Dataset listings of figures:
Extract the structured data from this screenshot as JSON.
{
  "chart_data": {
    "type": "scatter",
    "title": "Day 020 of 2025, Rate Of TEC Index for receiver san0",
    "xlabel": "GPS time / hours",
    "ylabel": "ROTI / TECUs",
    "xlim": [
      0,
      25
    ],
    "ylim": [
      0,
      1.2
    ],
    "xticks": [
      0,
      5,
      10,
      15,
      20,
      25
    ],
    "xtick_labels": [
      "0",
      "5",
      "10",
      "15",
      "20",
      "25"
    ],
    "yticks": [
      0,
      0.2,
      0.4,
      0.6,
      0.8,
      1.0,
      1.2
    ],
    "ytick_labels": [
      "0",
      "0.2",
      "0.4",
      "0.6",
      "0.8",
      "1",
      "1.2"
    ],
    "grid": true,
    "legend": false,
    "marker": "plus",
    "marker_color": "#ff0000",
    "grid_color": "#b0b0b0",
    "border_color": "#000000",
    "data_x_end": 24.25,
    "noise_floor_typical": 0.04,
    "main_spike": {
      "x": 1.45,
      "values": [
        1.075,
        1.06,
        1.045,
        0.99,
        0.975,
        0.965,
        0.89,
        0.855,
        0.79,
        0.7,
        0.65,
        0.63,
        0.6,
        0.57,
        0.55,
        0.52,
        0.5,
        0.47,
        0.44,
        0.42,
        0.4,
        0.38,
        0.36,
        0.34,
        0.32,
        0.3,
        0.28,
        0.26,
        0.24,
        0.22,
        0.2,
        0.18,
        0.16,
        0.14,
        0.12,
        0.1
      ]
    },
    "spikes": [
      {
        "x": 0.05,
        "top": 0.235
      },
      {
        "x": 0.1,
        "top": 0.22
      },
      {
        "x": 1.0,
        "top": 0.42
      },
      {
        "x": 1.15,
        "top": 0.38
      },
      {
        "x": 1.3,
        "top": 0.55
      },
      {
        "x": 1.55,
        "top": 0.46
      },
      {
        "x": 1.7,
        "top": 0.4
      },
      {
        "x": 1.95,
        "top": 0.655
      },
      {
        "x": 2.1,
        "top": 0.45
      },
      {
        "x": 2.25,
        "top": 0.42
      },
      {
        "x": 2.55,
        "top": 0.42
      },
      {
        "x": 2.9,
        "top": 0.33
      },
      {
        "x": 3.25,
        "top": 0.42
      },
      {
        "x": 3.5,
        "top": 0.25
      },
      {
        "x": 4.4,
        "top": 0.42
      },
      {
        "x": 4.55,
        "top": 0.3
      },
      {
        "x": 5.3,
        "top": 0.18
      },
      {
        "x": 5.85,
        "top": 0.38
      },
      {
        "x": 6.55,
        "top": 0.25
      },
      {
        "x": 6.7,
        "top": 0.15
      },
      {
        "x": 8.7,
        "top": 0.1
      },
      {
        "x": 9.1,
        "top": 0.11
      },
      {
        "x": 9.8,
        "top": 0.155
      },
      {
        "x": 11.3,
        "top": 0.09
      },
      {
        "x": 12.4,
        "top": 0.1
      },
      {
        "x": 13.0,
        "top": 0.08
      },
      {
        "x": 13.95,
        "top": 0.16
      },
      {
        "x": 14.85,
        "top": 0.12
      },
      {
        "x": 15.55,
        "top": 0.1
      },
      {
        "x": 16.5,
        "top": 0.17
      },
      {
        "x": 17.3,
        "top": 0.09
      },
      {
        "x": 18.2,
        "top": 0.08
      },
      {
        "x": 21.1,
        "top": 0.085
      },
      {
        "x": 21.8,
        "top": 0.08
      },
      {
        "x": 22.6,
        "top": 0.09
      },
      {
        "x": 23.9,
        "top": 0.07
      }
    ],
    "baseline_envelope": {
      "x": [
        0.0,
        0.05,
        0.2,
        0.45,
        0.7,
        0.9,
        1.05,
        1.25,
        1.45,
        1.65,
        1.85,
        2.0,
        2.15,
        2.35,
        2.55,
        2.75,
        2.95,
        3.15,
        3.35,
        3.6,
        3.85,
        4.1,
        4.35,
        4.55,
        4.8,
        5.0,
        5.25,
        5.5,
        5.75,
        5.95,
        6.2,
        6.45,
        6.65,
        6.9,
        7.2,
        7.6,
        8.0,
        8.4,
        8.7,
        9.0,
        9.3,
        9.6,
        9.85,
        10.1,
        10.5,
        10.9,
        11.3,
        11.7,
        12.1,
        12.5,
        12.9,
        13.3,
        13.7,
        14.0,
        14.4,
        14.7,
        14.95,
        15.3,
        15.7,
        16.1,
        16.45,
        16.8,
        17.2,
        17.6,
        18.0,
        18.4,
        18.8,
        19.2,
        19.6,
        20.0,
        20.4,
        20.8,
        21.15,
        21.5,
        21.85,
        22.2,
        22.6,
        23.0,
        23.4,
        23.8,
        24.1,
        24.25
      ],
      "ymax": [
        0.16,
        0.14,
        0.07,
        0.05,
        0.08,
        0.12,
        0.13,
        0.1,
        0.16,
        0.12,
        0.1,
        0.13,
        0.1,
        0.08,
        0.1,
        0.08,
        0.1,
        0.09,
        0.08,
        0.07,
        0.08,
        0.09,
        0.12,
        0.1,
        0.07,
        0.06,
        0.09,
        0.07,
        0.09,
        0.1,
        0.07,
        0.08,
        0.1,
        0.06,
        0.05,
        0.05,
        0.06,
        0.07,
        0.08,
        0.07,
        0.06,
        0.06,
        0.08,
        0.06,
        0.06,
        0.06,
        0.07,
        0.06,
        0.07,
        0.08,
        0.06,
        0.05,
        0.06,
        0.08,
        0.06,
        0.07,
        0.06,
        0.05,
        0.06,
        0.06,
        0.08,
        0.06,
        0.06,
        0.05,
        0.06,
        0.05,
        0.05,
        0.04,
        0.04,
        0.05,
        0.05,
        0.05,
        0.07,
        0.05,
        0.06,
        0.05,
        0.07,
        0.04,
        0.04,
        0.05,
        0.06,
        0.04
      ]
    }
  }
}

*To do*:
Go through the data and return every record exactly.

*Answer*:
Extract the structured data from this screenshot as JSON.
{
  "chart_data": {
    "type": "scatter",
    "title": "Day 020 of 2025, Rate Of TEC Index for receiver san0",
    "xlabel": "GPS time / hours",
    "ylabel": "ROTI / TECUs",
    "xlim": [
      0,
      25
    ],
    "ylim": [
      0,
      1.2
    ],
    "xticks": [
      0,
      5,
      10,
      15,
      20,
      25
    ],
    "xtick_labels": [
      "0",
      "5",
      "10",
      "15",
      "20",
      "25"
    ],
    "yticks": [
      0,
      0.2,
      0.4,
      0.6,
      0.8,
      1.0,
      1.2
    ],
    "ytick_labels": [
      "0",
      "0.2",
      "0.4",
      "0.6",
      "0.8",
      "1",
      "1.2"
    ],
    "grid": true,
    "legend": false,
    "marker": "plus",
    "marker_color": "#ff0000",
    "grid_color": "#b0b0b0",
    "border_color": "#000000",
    "data_x_end": 24.25,
    "noise_floor_typical": 0.04,
    "main_spike": {
      "x": 1.45,
      "values": [
        1.075,
        1.06,
        1.045,
        0.99,
        0.975,
        0.965,
        0.89,
        0.855,
        0.79,
        0.7,
        0.65,
        0.63,
        0.6,
        0.57,
        0.55,
        0.52,
        0.5,
        0.47,
        0.44,
        0.42,
        0.4,
        0.38,
        0.36,
        0.34,
        0.32,
        0.3,
        0.28,
        0.26,
        0.24,
        0.22,
        0.2,
        0.18,
        0.16,
        0.14,
        0.12,
        0.1
      ]
    },
    "spikes": [
      {
        "x": 0.05,
        "top": 0.235
      },
      {
        "x": 0.1,
        "top": 0.22
      },
      {
        "x": 1.0,
        "top": 0.42
      },
      {
        "x": 1.15,
        "top": 0.38
      },
      {
        "x": 1.3,
        "top": 0.55
      },
      {
        "x": 1.55,
        "top": 0.46
      },
      {
        "x": 1.7,
        "top": 0.4
      },
      {
        "x": 1.95,
        "top": 0.655
      },
      {
        "x": 2.1,
        "top": 0.45
      },
      {
        "x": 2.25,
        "top": 0.42
      },
      {
        "x": 2.55,
        "top": 0.42
      },
      {
        "x": 2.9,
        "top": 0.33
      },
      {
        "x": 3.25,
        "top": 0.42
      },
      {
        "x": 3.5,
        "top": 0.25
      },
      {
        "x": 4.4,
        "top": 0.42
      },
      {
        "x": 4.55,
        "top": 0.3
      },
      {
        "x": 5.3,
        "top": 0.18
      },
      {
        "x": 5.85,
        "top": 0.38
      },
      {
        "x": 6.55,
        "top": 0.25
      },
      {
        "x": 6.7,
        "top": 0.15
      },
      {
        "x": 8.7,
        "top": 0.1
      },
      {
        "x": 9.1,
        "top": 0.11
      },
      {
        "x": 9.8,
        "top": 0.155
      },
      {
        "x": 11.3,
        "top": 0.09
      },
      {
        "x": 12.4,
        "top": 0.1
      },
      {
        "x": 13.0,
        "top": 0.08
      },
      {
        "x": 13.95,
        "top": 0.16
      },
      {
        "x": 14.85,
        "top": 0.12
      },
      {
        "x": 15.55,
        "top": 0.1
      },
      {
        "x": 16.5,
        "top": 0.17
      },
      {
        "x": 17.3,
        "top": 0.09
      },
      {
        "x": 18.2,
        "top": 0.08
      },
      {
        "x": 21.1,
        "top": 0.085
      },
      {
        "x": 21.8,
        "top": 0.08
      },
      {
        "x": 22.6,
        "top": 0.09
      },
      {
        "x": 23.9,
        "top": 0.07
      }
    ],
    "baseline_envelope": {
      "x": [
        0.0,
        0.05,
        0.2,
        0.45,
        0.7,
        0.9,
        1.05,
        1.25,
        1.45,
        1.65,
        1.85,
        2.0,
        2.15,
        2.35,
        2.55,
        2.75,
        2.95,
        3.15,
        3.35,
        3.6,
        3.85,
        4.1,
        4.35,
        4.55,
        4.8,
        5.0,
        5.25,
        5.5,
        5.75,
        5.95,
        6.2,
        6.45,
        6.65,
        6.9,
        7.2,
        7.6,
        8.0,
        8.4,
        8.7,
        9.0,
        9.3,
        9.6,
        9.85,
        10.1,
        10.5,
        10.9,
        11.3,
        11.7,
        12.1,
        12.5,
        12.9,
        13.3,
        13.7,
        14.0,
        14.4,
        14.7,
        14.95,
        15.3,
        15.7,
        16.1,
        16.45,
        16.8,
        17.2,
        17.6,
        18.0,
        18.4,
        18.8,
        19.2,
        19.6,
        20.0,
        20.4,
        20.8,
        21.15,
        21.5,
        21.85,
        22.2,
        22.6,
        23.0,
        23.4,
        23.8,
        24.1,
        24.25
      ],
      "ymax": [
        0.16,
        0.14,
        0.07,
        0.05,
        0.08,
        0.12,
        0.13,
        0.1,
        0.16,
        0.12,
        0.1,
        0.13,
        0.1,
        0.08,
        0.1,
        0.08,
        0.1,
        0.09,
        0.08,
        0.07,
        0.08,
        0.09,
        0.12,
        0.1,
        0.07,
        0.06,
        0.09,
        0.07,
        0.09,
        0.1,
        0.07,
        0.08,
        0.1,
        0.06,
        0.05,
        0.05,
        0.06,
        0.07,
        0.08,
        0.07,
        0.06,
        0.06,
        0.08,
        0.06,
        0.06,
        0.06,
        0.07,
        0.06,
        0.07,
        0.08,
        0.06,
        0.05,
        0.06,
        0.08,
        0.06,
        0.07,
        0.06,
        0.05,
        0.06,
        0.06,
        0.08,
        0.06,
        0.06,
        0.05,
        0.06,
        0.05,
        0.05,
        0.04,
        0.04,
        0.05,
        0.05,
        0.05,
        0.07,
        0.05,
        0.06,
        0.05,
        0.07,
        0.04,
        0.04,
        0.05,
        0.06,
        0.04
      ]
    }
  }
}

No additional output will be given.